**Exercise requirements**
Gather, from the listing beneath this task, every line holding the string "into".
[Begin Record extracts]
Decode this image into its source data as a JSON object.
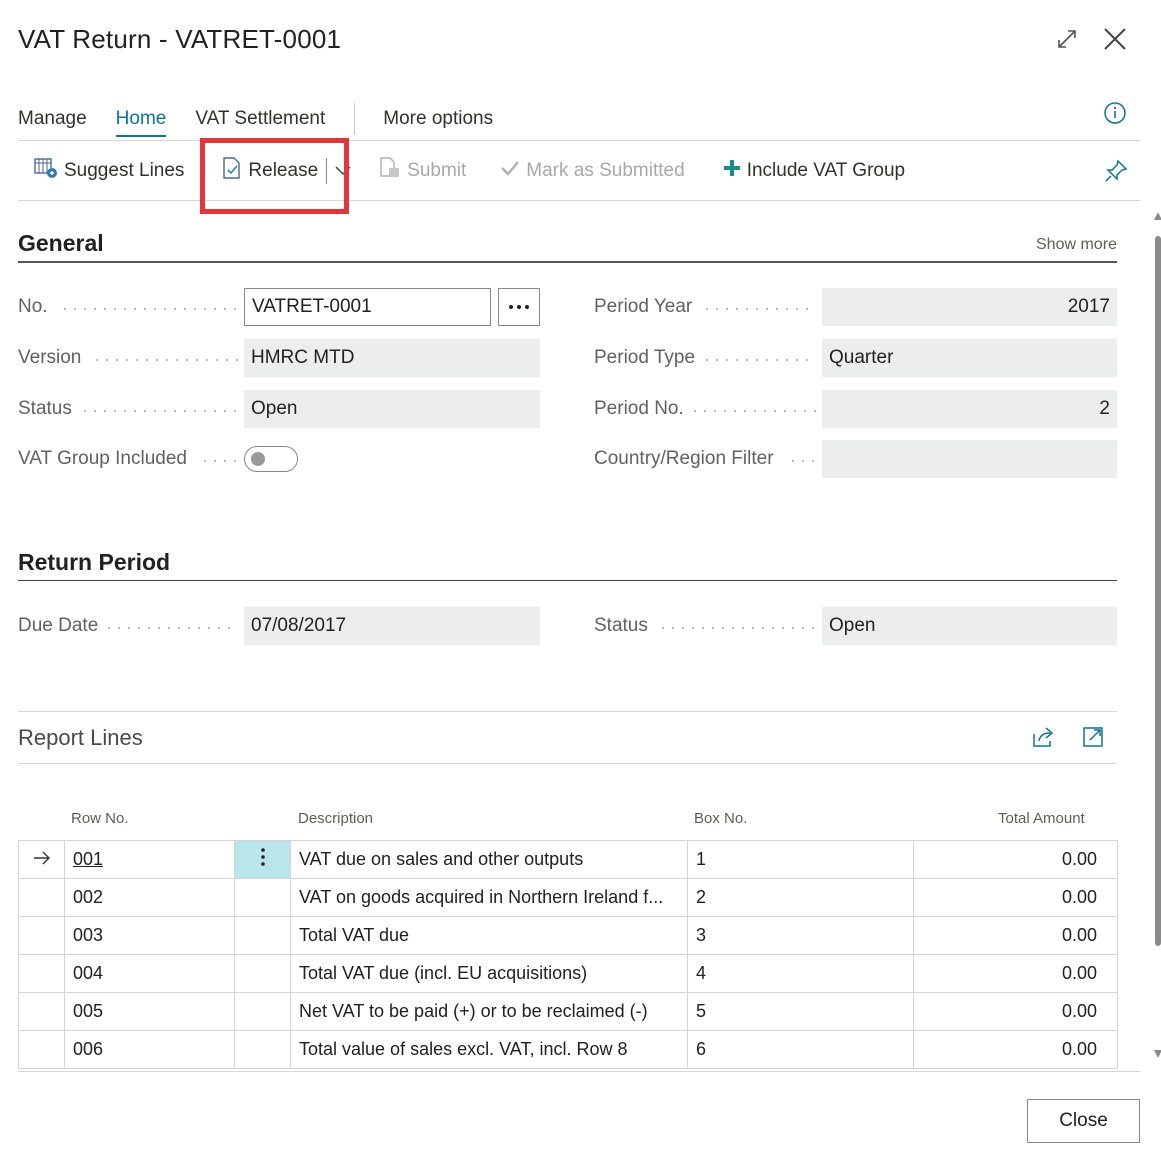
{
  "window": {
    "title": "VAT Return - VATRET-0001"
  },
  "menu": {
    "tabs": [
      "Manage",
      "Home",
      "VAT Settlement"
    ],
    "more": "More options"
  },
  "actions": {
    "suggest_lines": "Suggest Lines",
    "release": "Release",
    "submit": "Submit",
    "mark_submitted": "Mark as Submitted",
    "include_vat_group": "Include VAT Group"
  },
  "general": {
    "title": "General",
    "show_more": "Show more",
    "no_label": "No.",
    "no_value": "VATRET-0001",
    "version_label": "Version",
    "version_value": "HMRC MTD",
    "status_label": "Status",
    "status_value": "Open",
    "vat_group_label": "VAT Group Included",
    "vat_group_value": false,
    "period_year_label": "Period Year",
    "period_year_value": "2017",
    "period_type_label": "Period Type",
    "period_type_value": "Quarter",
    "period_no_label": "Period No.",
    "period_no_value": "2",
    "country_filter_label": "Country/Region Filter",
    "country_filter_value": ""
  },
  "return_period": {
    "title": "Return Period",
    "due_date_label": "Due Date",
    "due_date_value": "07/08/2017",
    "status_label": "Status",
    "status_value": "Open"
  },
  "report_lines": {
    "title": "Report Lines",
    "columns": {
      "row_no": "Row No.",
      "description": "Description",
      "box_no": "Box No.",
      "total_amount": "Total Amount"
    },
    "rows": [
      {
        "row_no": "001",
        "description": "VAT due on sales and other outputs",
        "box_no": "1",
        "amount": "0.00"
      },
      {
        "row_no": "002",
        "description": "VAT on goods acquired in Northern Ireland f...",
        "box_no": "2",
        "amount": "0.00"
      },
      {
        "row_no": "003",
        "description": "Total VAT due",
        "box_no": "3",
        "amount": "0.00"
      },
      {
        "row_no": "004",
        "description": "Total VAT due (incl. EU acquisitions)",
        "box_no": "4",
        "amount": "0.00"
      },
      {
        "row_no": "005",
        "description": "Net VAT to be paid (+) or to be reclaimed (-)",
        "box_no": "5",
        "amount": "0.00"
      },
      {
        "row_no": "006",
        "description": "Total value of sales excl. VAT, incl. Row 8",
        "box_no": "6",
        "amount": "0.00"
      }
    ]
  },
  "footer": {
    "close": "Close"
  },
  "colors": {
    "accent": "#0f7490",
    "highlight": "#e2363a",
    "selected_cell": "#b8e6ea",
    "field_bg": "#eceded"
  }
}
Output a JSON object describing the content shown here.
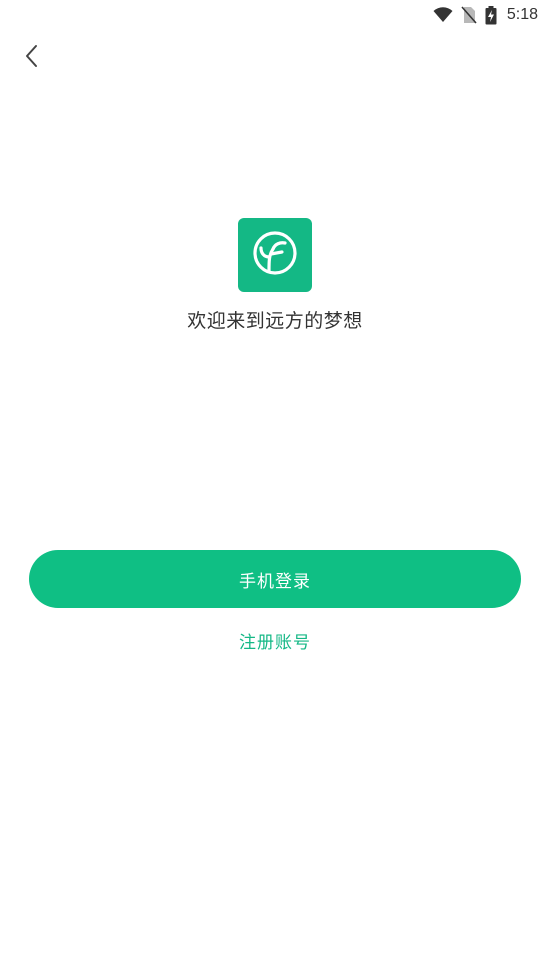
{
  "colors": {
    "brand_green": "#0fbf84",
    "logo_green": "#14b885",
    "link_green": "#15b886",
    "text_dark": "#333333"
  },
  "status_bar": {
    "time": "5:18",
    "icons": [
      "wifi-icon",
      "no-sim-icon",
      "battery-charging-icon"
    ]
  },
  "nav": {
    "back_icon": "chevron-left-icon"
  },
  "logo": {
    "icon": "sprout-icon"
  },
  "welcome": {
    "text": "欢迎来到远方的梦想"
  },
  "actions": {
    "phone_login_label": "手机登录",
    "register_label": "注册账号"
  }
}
[End Record extracts]
[Begin Record extracts]
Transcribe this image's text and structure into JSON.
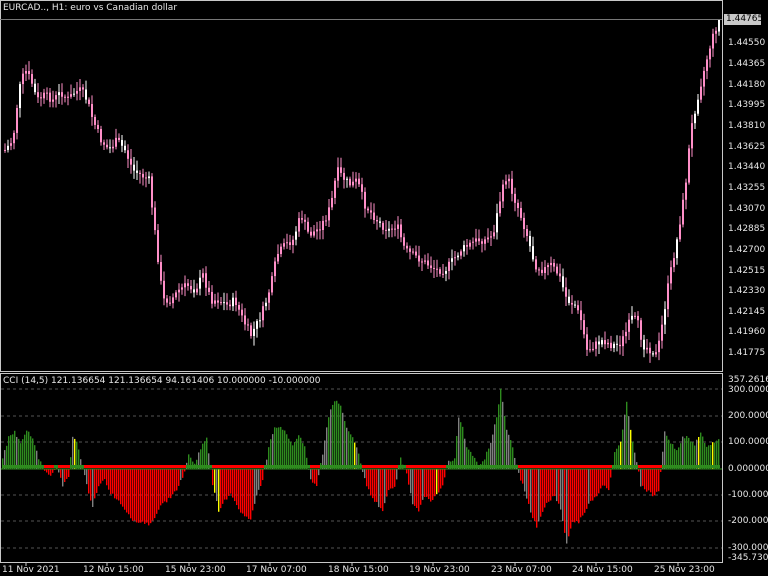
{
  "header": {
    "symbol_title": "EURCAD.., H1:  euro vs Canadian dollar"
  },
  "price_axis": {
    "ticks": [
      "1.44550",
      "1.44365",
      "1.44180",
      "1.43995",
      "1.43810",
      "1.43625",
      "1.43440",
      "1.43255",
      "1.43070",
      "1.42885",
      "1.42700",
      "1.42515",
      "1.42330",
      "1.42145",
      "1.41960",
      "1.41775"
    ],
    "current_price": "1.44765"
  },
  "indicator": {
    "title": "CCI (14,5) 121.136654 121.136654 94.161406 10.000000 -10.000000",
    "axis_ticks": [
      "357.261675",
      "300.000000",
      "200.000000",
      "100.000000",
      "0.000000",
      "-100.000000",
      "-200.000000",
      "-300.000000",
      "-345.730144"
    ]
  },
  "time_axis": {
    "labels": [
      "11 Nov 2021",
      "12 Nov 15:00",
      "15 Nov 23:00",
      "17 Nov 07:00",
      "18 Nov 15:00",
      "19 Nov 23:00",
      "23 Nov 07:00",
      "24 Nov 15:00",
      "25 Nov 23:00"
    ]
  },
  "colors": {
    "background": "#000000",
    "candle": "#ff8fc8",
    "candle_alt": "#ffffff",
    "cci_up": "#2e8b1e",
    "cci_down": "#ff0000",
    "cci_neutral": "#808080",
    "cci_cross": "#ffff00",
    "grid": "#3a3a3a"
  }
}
[End Record extracts]
**Result**
Decode this image into its source data as a JSON object.
Transcribe this image's text and structure into JSON.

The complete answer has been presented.